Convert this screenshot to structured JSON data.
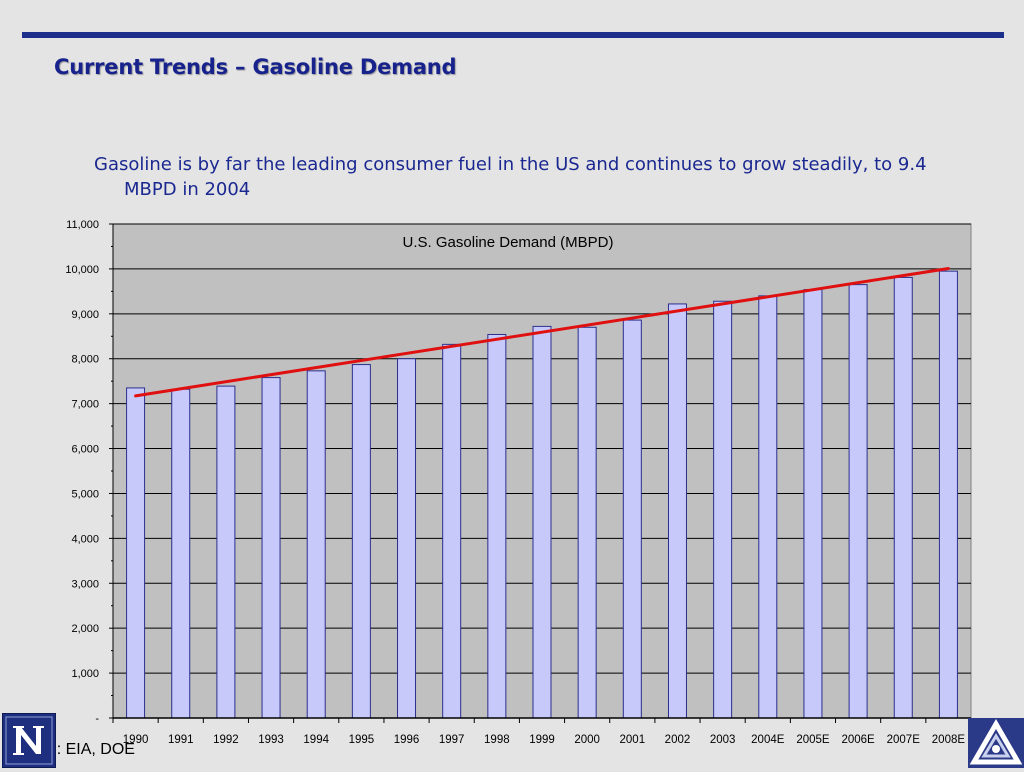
{
  "slide": {
    "title": "Current Trends – Gasoline Demand",
    "subtitle": "Gasoline is by far the leading consumer fuel in the US and continues to grow steadily, to 9.4 MBPD in 2004",
    "source": "Source:  EIA, DOE",
    "colors": {
      "accent_bar": "#1c2f8a",
      "title": "#17228c",
      "bar_fill": "#c7c9fb",
      "bar_edge": "#2b2f8c",
      "trend": "#e01010"
    },
    "logos": {
      "left": "nevada-n-logo-icon",
      "right": "triangle-emblem-icon"
    }
  },
  "chart_data": {
    "type": "bar",
    "title": "U.S. Gasoline Demand (MBPD)",
    "xlabel": "",
    "ylabel": "",
    "categories": [
      "1990",
      "1991",
      "1992",
      "1993",
      "1994",
      "1995",
      "1996",
      "1997",
      "1998",
      "1999",
      "2000",
      "2001",
      "2002",
      "2003",
      "2004E",
      "2005E",
      "2006E",
      "2007E",
      "2008E"
    ],
    "values": [
      7350,
      7320,
      7390,
      7580,
      7730,
      7870,
      8000,
      8320,
      8540,
      8720,
      8700,
      8860,
      9220,
      9280,
      9400,
      9540,
      9650,
      9810,
      9950
    ],
    "ylim": [
      0,
      11000
    ],
    "yticks": [
      0,
      1000,
      2000,
      3000,
      4000,
      5000,
      6000,
      7000,
      8000,
      9000,
      10000,
      11000
    ],
    "ytick_labels": [
      "-",
      "1,000",
      "2,000",
      "3,000",
      "4,000",
      "5,000",
      "6,000",
      "7,000",
      "8,000",
      "9,000",
      "10,000",
      "11,000"
    ],
    "grid": true,
    "legend": "none",
    "trendline": {
      "type": "linear",
      "color": "#e01010"
    }
  }
}
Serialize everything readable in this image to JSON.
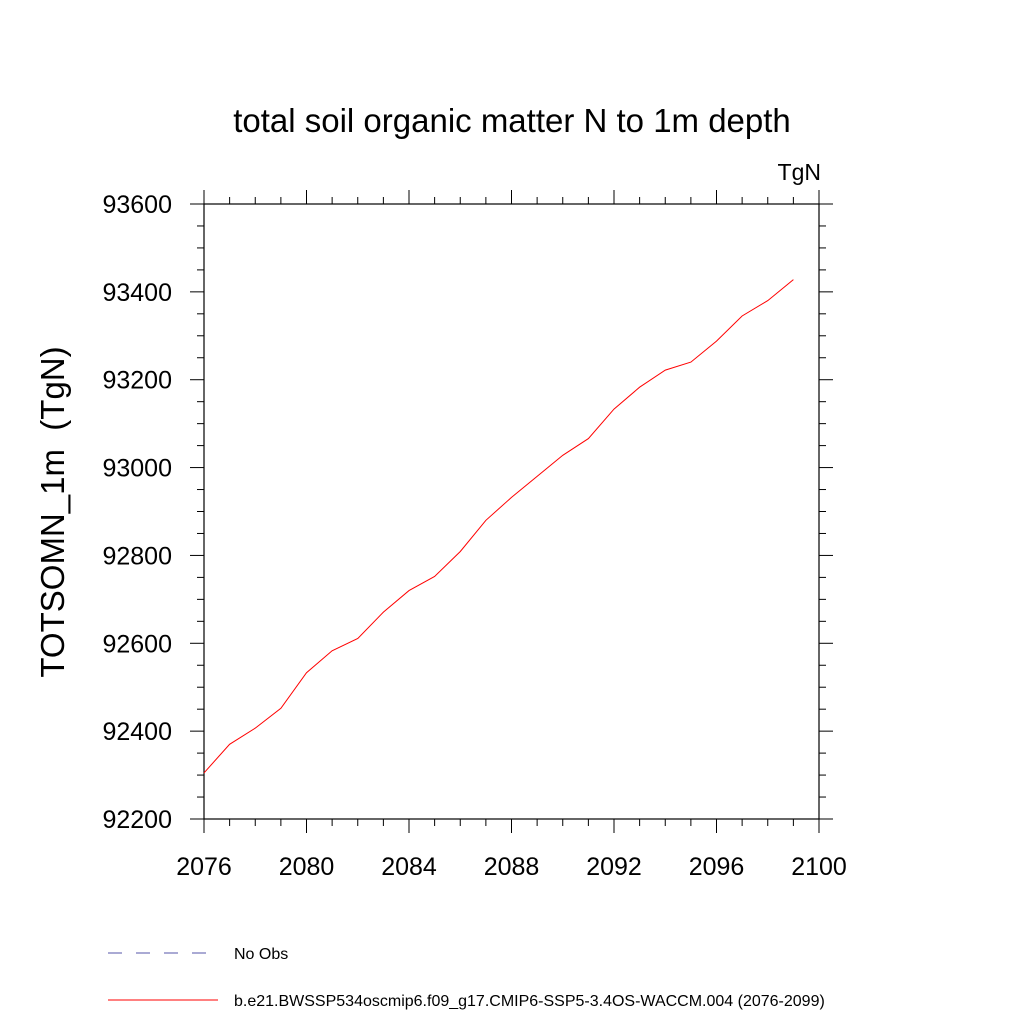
{
  "chart_data": {
    "type": "line",
    "title": "total soil organic matter N to 1m depth",
    "units": "TgN",
    "xlabel": "",
    "ylabel": "TOTSOMN_1m  (TgN)",
    "xlim": [
      2076,
      2100
    ],
    "ylim": [
      92200,
      93600
    ],
    "x_ticks": [
      2076,
      2080,
      2084,
      2088,
      2092,
      2096,
      2100
    ],
    "y_ticks": [
      92200,
      92400,
      92600,
      92800,
      93000,
      93200,
      93400,
      93600
    ],
    "x_minor_step": 1,
    "y_minor_step": 50,
    "grid": false,
    "series": [
      {
        "name": "b.e21.BWSSP534oscmip6.f09_g17.CMIP6-SSP5-3.4OS-WACCM.004 (2076-2099)",
        "color": "#ff0000",
        "dash": "solid",
        "x": [
          2076,
          2077,
          2078,
          2079,
          2080,
          2081,
          2082,
          2083,
          2084,
          2085,
          2086,
          2087,
          2088,
          2089,
          2090,
          2091,
          2092,
          2093,
          2094,
          2095,
          2096,
          2097,
          2098,
          2099
        ],
        "y": [
          92305,
          92370,
          92407,
          92452,
          92533,
          92583,
          92611,
          92671,
          92720,
          92752,
          92809,
          92880,
          92932,
          92980,
          93028,
          93066,
          93133,
          93183,
          93222,
          93240,
          93288,
          93345,
          93380,
          93428
        ]
      }
    ],
    "legend": {
      "placement": "bottom-left",
      "entries": [
        {
          "label": "No Obs",
          "color": "#5555aa",
          "dash": "dashed"
        },
        {
          "label": "b.e21.BWSSP534oscmip6.f09_g17.CMIP6-SSP5-3.4OS-WACCM.004 (2076-2099)",
          "color": "#ff0000",
          "dash": "solid"
        }
      ]
    }
  }
}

****

=== Stated goal ===
Write the full listing out again with every line unchanged, but include no pictures.

=== Solution for this task ===
Convert this screenshot to structured JSON data.
{
  "slide": {
    "title": "Current Trends – Gasoline Demand",
    "subtitle": "Gasoline is by far the leading consumer fuel in the US and continues to grow steadily, to 9.4 MBPD in 2004",
    "source": "Source:  EIA, DOE",
    "colors": {
      "accent_bar": "#1c2f8a",
      "title": "#17228c",
      "bar_fill": "#c7c9fb",
      "bar_edge": "#2b2f8c",
      "trend": "#e01010"
    },
    "logos": {
      "left": "nevada-n-logo-icon",
      "right": "triangle-emblem-icon"
    }
  },
  "chart_data": {
    "type": "bar",
    "title": "U.S. Gasoline Demand (MBPD)",
    "xlabel": "",
    "ylabel": "",
    "categories": [
      "1990",
      "1991",
      "1992",
      "1993",
      "1994",
      "1995",
      "1996",
      "1997",
      "1998",
      "1999",
      "2000",
      "2001",
      "2002",
      "2003",
      "2004E",
      "2005E",
      "2006E",
      "2007E",
      "2008E"
    ],
    "values": [
      7350,
      7320,
      7390,
      7580,
      7730,
      7870,
      8000,
      8320,
      8540,
      8720,
      8700,
      8860,
      9220,
      9280,
      9400,
      9540,
      9650,
      9810,
      9950
    ],
    "ylim": [
      0,
      11000
    ],
    "yticks": [
      0,
      1000,
      2000,
      3000,
      4000,
      5000,
      6000,
      7000,
      8000,
      9000,
      10000,
      11000
    ],
    "ytick_labels": [
      "-",
      "1,000",
      "2,000",
      "3,000",
      "4,000",
      "5,000",
      "6,000",
      "7,000",
      "8,000",
      "9,000",
      "10,000",
      "11,000"
    ],
    "grid": true,
    "legend": "none",
    "trendline": {
      "type": "linear",
      "color": "#e01010"
    }
  }
}
Serialize everything readable in this image to JSON.
{
  "chart_data": {
    "type": "line",
    "title": "total soil organic matter N to 1m depth",
    "units": "TgN",
    "xlabel": "",
    "ylabel": "TOTSOMN_1m  (TgN)",
    "xlim": [
      2076,
      2100
    ],
    "ylim": [
      92200,
      93600
    ],
    "x_ticks": [
      2076,
      2080,
      2084,
      2088,
      2092,
      2096,
      2100
    ],
    "y_ticks": [
      92200,
      92400,
      92600,
      92800,
      93000,
      93200,
      93400,
      93600
    ],
    "x_minor_step": 1,
    "y_minor_step": 50,
    "grid": false,
    "series": [
      {
        "name": "b.e21.BWSSP534oscmip6.f09_g17.CMIP6-SSP5-3.4OS-WACCM.004 (2076-2099)",
        "color": "#ff0000",
        "dash": "solid",
        "x": [
          2076,
          2077,
          2078,
          2079,
          2080,
          2081,
          2082,
          2083,
          2084,
          2085,
          2086,
          2087,
          2088,
          2089,
          2090,
          2091,
          2092,
          2093,
          2094,
          2095,
          2096,
          2097,
          2098,
          2099
        ],
        "y": [
          92305,
          92370,
          92407,
          92452,
          92533,
          92583,
          92611,
          92671,
          92720,
          92752,
          92809,
          92880,
          92932,
          92980,
          93028,
          93066,
          93133,
          93183,
          93222,
          93240,
          93288,
          93345,
          93380,
          93428
        ]
      }
    ],
    "legend": {
      "placement": "bottom-left",
      "entries": [
        {
          "label": "No Obs",
          "color": "#5555aa",
          "dash": "dashed"
        },
        {
          "label": "b.e21.BWSSP534oscmip6.f09_g17.CMIP6-SSP5-3.4OS-WACCM.004 (2076-2099)",
          "color": "#ff0000",
          "dash": "solid"
        }
      ]
    }
  }
}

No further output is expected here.